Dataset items
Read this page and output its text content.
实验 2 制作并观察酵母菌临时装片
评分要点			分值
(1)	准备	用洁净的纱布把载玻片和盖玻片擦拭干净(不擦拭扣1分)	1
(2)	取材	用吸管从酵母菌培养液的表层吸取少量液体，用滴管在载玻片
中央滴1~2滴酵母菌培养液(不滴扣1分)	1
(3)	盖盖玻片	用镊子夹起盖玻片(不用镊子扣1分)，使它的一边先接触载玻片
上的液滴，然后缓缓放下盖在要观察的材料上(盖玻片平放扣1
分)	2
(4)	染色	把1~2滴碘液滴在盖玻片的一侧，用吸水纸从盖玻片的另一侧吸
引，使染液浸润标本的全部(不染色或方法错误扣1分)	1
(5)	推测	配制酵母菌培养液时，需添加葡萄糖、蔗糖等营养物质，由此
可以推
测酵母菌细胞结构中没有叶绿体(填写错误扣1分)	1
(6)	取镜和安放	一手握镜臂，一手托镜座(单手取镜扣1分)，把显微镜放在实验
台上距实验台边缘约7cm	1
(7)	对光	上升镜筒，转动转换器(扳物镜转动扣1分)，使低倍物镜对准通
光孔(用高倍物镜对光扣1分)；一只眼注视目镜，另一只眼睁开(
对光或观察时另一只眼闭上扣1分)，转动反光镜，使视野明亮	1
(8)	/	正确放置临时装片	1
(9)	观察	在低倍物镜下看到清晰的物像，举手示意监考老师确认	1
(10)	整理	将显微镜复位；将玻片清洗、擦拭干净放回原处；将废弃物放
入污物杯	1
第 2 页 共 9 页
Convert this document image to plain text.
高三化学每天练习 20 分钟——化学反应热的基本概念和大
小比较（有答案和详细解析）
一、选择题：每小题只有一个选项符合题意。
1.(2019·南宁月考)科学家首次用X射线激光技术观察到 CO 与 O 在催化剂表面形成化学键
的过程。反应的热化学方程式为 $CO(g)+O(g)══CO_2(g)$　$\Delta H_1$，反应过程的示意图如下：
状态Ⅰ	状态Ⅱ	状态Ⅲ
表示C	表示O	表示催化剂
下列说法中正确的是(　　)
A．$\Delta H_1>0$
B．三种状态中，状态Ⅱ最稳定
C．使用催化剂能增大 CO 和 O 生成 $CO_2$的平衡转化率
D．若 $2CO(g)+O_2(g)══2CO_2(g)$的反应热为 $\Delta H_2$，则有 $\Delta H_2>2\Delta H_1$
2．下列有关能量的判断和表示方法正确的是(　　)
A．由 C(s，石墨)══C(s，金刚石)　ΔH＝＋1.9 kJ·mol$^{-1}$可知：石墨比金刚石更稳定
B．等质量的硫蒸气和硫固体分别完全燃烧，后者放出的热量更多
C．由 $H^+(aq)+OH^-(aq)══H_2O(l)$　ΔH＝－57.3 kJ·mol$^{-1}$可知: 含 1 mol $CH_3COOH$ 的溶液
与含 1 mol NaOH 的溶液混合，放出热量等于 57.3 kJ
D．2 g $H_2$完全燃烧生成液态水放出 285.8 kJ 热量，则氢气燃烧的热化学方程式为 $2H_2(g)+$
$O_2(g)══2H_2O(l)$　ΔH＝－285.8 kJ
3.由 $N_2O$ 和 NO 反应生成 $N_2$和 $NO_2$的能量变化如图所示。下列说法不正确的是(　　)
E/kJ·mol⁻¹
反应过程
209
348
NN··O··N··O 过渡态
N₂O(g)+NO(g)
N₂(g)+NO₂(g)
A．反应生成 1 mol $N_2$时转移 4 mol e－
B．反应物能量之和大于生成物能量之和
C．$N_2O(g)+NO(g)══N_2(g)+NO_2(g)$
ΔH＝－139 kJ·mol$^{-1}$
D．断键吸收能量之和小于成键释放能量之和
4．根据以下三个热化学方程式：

Exercise details
Using the data above, copy each line that contains "text".

Written answer
Read this page and output its text content.
Convert this document image to plain text.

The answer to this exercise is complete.